▶ _WHAT TO WORK ON_
Pull out all lines from the listing below in which the word "Breschet" appears.

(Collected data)
====

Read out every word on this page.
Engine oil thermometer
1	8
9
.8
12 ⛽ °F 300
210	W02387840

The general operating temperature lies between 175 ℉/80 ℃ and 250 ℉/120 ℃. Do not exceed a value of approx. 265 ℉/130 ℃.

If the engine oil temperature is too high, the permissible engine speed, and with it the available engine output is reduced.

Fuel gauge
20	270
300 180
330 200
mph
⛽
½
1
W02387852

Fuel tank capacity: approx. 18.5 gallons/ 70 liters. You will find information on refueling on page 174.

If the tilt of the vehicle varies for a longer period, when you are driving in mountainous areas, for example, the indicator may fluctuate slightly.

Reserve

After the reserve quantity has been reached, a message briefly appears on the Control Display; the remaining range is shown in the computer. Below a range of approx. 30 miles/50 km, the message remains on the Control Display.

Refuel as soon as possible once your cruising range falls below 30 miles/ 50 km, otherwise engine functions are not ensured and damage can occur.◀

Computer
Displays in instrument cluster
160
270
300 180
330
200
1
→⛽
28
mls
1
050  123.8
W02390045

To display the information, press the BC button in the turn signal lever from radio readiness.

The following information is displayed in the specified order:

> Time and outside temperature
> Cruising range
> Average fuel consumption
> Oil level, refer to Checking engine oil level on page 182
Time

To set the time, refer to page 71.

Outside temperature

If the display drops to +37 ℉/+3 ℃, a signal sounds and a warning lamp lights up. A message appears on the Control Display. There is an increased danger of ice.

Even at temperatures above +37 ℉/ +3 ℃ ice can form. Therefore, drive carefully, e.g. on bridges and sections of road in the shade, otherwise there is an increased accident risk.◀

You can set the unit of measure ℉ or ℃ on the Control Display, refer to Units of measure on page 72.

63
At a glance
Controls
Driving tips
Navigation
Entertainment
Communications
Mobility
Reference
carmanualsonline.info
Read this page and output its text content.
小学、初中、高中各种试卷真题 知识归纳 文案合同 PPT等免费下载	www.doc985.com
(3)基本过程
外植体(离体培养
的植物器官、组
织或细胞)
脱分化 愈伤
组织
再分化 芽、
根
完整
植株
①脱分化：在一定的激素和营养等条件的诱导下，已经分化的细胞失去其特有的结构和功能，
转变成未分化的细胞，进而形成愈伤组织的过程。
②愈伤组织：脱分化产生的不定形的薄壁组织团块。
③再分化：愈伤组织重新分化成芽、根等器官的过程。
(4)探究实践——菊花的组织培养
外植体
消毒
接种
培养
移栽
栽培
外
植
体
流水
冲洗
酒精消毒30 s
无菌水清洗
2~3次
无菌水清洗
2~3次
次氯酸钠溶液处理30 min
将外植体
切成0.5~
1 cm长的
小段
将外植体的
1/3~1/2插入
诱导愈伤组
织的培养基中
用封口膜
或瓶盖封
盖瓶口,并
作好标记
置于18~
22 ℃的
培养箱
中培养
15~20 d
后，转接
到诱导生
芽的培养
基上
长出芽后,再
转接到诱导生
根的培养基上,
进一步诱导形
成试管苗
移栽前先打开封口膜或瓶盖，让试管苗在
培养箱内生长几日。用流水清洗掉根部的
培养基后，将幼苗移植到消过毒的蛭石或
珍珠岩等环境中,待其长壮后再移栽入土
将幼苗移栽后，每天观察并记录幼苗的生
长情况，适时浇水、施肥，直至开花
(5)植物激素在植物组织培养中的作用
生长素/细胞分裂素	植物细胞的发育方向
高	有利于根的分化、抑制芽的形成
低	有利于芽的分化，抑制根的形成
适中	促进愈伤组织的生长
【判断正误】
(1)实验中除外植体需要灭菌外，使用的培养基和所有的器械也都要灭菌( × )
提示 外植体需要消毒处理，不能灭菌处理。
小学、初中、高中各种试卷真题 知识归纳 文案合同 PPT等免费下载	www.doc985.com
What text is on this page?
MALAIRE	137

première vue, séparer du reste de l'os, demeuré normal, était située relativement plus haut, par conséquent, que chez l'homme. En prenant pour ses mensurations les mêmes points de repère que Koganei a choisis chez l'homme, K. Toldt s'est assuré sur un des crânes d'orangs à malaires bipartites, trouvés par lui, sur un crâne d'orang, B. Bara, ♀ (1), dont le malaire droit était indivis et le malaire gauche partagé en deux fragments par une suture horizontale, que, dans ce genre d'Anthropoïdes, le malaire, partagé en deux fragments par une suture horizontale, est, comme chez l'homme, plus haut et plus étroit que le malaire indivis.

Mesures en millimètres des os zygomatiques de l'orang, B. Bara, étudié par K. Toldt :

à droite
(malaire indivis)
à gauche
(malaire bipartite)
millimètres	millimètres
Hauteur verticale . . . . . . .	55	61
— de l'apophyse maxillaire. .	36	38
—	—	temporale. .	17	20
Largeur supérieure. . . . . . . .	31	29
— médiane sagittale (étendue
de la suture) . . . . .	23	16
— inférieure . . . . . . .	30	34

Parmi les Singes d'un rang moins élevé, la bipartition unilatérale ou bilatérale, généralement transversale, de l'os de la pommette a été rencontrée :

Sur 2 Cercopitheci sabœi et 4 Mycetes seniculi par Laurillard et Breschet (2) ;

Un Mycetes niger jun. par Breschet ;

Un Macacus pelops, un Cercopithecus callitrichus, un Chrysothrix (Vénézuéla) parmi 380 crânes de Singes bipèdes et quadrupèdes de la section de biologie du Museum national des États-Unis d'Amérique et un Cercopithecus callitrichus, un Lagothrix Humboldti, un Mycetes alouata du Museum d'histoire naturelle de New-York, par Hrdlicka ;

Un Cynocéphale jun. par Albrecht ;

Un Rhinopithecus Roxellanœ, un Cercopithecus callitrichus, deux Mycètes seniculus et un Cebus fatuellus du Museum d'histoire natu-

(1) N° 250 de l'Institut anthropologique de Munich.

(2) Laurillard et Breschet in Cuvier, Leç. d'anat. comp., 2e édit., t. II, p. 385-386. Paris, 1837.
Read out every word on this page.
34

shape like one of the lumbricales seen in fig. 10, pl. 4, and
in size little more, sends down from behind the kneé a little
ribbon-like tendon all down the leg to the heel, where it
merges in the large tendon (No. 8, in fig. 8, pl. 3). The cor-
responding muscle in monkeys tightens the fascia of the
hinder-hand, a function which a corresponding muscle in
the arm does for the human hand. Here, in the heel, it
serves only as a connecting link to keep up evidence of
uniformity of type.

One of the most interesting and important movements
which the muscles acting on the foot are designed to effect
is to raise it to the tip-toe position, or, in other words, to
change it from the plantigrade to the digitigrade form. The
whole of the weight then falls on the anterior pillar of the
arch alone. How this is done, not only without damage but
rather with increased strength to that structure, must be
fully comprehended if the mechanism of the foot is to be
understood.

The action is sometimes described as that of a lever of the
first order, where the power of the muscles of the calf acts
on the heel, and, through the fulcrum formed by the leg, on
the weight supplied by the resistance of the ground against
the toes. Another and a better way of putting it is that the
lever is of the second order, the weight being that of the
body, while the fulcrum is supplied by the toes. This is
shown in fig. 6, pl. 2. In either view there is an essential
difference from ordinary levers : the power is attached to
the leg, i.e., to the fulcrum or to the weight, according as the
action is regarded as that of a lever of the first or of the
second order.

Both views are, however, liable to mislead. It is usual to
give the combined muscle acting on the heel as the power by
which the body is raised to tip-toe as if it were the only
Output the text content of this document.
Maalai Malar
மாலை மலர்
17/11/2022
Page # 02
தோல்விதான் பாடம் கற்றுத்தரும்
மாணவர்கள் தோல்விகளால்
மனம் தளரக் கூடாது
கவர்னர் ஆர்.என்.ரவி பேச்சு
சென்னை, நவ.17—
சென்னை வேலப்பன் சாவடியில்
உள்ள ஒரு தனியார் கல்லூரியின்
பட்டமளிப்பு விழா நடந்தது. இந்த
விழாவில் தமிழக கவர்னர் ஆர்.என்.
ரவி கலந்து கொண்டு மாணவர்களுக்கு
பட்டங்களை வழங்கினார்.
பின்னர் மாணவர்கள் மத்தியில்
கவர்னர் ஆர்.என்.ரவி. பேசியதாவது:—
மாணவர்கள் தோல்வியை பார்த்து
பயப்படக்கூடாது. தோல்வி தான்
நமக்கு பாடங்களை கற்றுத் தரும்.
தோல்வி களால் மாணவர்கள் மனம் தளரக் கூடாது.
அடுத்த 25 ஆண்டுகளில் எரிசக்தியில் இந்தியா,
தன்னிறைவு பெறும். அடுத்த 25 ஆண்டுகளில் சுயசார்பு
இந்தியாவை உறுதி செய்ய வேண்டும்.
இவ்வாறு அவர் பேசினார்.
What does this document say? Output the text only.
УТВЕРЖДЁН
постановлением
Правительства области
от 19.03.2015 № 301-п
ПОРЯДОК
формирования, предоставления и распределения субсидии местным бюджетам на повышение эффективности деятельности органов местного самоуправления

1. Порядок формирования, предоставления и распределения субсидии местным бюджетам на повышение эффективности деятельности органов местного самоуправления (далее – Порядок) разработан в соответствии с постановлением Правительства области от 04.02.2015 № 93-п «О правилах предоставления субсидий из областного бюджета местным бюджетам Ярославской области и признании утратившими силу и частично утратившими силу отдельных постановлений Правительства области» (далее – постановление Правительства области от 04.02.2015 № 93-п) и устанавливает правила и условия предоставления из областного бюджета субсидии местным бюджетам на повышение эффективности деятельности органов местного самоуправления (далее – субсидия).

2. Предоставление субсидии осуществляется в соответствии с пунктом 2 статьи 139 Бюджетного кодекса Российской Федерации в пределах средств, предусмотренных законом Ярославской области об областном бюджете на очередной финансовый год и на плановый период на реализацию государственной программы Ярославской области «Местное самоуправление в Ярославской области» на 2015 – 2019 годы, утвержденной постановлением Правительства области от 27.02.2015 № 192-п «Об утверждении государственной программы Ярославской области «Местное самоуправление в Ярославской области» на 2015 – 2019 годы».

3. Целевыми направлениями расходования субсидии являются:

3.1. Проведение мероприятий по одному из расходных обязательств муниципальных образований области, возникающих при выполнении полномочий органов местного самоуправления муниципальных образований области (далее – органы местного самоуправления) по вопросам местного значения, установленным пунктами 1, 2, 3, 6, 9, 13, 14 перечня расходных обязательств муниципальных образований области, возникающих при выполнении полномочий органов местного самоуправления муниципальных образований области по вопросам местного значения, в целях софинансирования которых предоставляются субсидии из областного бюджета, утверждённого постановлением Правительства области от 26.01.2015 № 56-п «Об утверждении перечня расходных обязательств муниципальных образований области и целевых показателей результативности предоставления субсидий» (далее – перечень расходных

====

▶ _THE SOLUTION_
Sur 2 Cercopitheci sabœi et 4 Mycetes seniculi par Laurillard et Breschet (2) ;
Un Mycetes niger jun. par Breschet ;
(2) Laurillard et Breschet in Cuvier, Leç. d'anat. comp., 2e édit., t. II, p. 385-386. Paris, 1837.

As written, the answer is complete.